## Stated goal
Reproduce all records verbatim.
'''
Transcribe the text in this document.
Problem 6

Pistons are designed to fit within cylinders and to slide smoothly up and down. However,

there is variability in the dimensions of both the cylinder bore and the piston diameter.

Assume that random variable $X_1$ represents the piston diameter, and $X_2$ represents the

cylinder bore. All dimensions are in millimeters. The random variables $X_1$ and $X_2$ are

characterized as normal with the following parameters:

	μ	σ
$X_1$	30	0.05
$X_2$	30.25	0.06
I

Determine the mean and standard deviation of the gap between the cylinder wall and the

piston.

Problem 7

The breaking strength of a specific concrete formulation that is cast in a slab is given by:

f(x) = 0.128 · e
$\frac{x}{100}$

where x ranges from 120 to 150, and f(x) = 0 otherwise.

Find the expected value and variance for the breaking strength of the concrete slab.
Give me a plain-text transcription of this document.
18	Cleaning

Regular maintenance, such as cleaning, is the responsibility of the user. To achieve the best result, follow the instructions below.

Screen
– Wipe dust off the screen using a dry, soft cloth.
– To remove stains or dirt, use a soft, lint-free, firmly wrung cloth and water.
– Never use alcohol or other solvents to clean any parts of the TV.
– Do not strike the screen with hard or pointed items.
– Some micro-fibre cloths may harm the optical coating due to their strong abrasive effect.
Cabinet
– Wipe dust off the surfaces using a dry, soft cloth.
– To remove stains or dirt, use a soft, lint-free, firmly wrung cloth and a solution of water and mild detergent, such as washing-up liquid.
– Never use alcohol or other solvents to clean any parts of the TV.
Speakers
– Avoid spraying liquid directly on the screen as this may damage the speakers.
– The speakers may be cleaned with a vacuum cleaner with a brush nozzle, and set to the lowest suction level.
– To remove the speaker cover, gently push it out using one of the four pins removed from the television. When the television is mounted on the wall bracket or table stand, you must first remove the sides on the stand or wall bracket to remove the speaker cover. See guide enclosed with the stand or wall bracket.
'''
## Problem solution
Transcribe the text in this document.
Problem 6

Pistons are designed to fit within cylinders and to slide smoothly up and down. However,

there is variability in the dimensions of both the cylinder bore and the piston diameter.

Assume that random variable $X_1$ represents the piston diameter, and $X_2$ represents the

cylinder bore. All dimensions are in millimeters. The random variables $X_1$ and $X_2$ are

characterized as normal with the following parameters:

	μ	σ
$X_1$	30	0.05
$X_2$	30.25	0.06
I

Determine the mean and standard deviation of the gap between the cylinder wall and the

piston.

Problem 7

The breaking strength of a specific concrete formulation that is cast in a slab is given by:

f(x) = 0.128 · e
$\frac{x}{100}$

where x ranges from 120 to 150, and f(x) = 0 otherwise.

Find the expected value and variance for the breaking strength of the concrete slab.
Give me a plain-text transcription of this document.
18	Cleaning

Regular maintenance, such as cleaning, is the responsibility of the user. To achieve the best result, follow the instructions below.

Screen
– Wipe dust off the screen using a dry, soft cloth.
– To remove stains or dirt, use a soft, lint-free, firmly wrung cloth and water.
– Never use alcohol or other solvents to clean any parts of the TV.
– Do not strike the screen with hard or pointed items.
– Some micro-fibre cloths may harm the optical coating due to their strong abrasive effect.
Cabinet
– Wipe dust off the surfaces using a dry, soft cloth.
– To remove stains or dirt, use a soft, lint-free, firmly wrung cloth and a solution of water and mild detergent, such as washing-up liquid.
– Never use alcohol or other solvents to clean any parts of the TV.
Speakers
– Avoid spraying liquid directly on the screen as this may damage the speakers.
– The speakers may be cleaned with a vacuum cleaner with a brush nozzle, and set to the lowest suction level.
– To remove the speaker cover, gently push it out using one of the four pins removed from the television. When the television is mounted on the wall bracket or table stand, you must first remove the sides on the stand or wall bracket to remove the speaker cover. See guide enclosed with the stand or wall bracket.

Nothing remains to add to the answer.